*WHAT IS BEING ASKED*:
Every line below is to be copied exactly, with the pictures left out.

*INFORMATION SHOWN*:
Begin
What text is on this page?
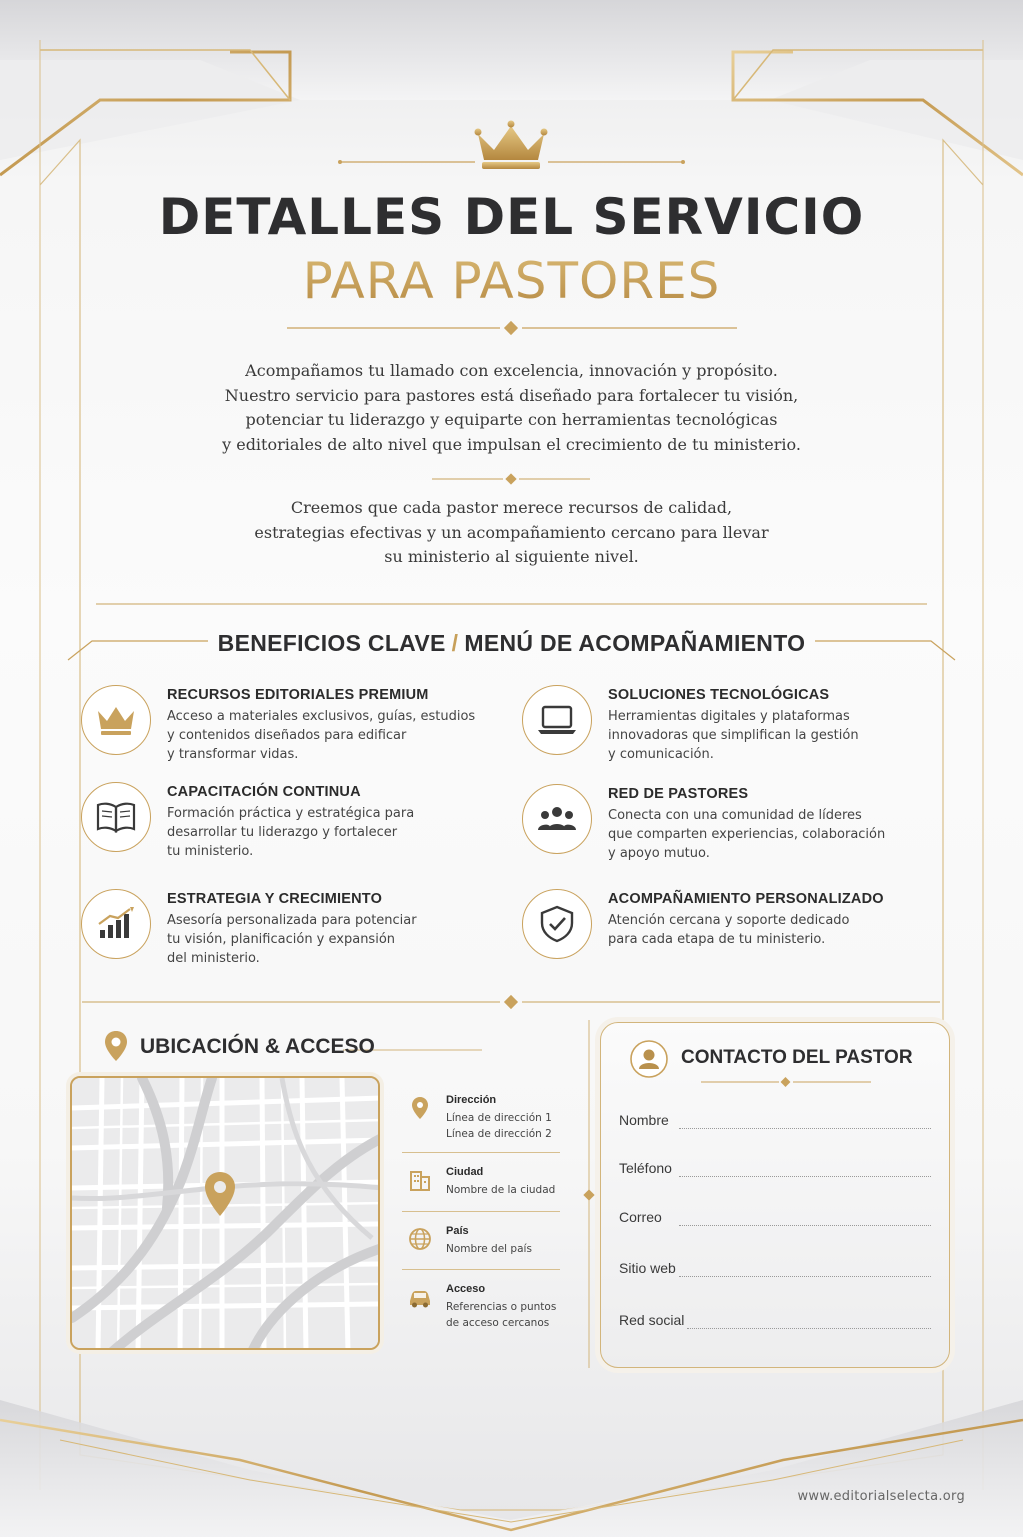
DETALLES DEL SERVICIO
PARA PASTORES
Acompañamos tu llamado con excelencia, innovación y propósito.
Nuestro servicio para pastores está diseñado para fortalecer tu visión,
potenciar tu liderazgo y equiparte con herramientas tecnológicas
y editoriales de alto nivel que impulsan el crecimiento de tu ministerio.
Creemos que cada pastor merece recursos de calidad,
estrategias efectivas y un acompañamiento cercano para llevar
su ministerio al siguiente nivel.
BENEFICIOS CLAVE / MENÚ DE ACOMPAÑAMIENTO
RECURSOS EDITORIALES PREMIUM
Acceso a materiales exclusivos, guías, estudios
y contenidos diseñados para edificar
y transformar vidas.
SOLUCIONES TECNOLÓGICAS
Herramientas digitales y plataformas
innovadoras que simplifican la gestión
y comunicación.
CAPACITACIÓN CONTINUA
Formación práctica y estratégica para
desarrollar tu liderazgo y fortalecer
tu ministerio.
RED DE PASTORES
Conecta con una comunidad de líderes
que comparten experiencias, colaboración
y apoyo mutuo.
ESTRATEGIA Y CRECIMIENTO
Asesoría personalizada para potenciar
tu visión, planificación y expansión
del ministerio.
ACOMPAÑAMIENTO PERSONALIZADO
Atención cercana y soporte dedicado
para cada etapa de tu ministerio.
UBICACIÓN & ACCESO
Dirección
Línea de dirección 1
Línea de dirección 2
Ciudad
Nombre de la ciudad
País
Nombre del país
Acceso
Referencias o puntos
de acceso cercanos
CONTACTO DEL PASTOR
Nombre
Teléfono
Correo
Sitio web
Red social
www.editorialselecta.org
End
*REPLY TO THE TASK*:
What text is on this page?
DETALLES DEL SERVICIO
PARA PASTORES
Acompañamos tu llamado con excelencia, innovación y propósito.
Nuestro servicio para pastores está diseñado para fortalecer tu visión,
potenciar tu liderazgo y equiparte con herramientas tecnológicas
y editoriales de alto nivel que impulsan el crecimiento de tu ministerio.
Creemos que cada pastor merece recursos de calidad,
estrategias efectivas y un acompañamiento cercano para llevar
su ministerio al siguiente nivel.
BENEFICIOS CLAVE / MENÚ DE ACOMPAÑAMIENTO
RECURSOS EDITORIALES PREMIUM
Acceso a materiales exclusivos, guías, estudios
y contenidos diseñados para edificar
y transformar vidas.
SOLUCIONES TECNOLÓGICAS
Herramientas digitales y plataformas
innovadoras que simplifican la gestión
y comunicación.
CAPACITACIÓN CONTINUA
Formación práctica y estratégica para
desarrollar tu liderazgo y fortalecer
tu ministerio.
RED DE PASTORES
Conecta con una comunidad de líderes
que comparten experiencias, colaboración
y apoyo mutuo.
ESTRATEGIA Y CRECIMIENTO
Asesoría personalizada para potenciar
tu visión, planificación y expansión
del ministerio.
ACOMPAÑAMIENTO PERSONALIZADO
Atención cercana y soporte dedicado
para cada etapa de tu ministerio.
UBICACIÓN & ACCESO
Dirección
Línea de dirección 1
Línea de dirección 2
Ciudad
Nombre de la ciudad
País
Nombre del país
Acceso
Referencias o puntos
de acceso cercanos
CONTACTO DEL PASTOR
Nombre
Teléfono
Correo
Sitio web
Red social
www.editorialselecta.org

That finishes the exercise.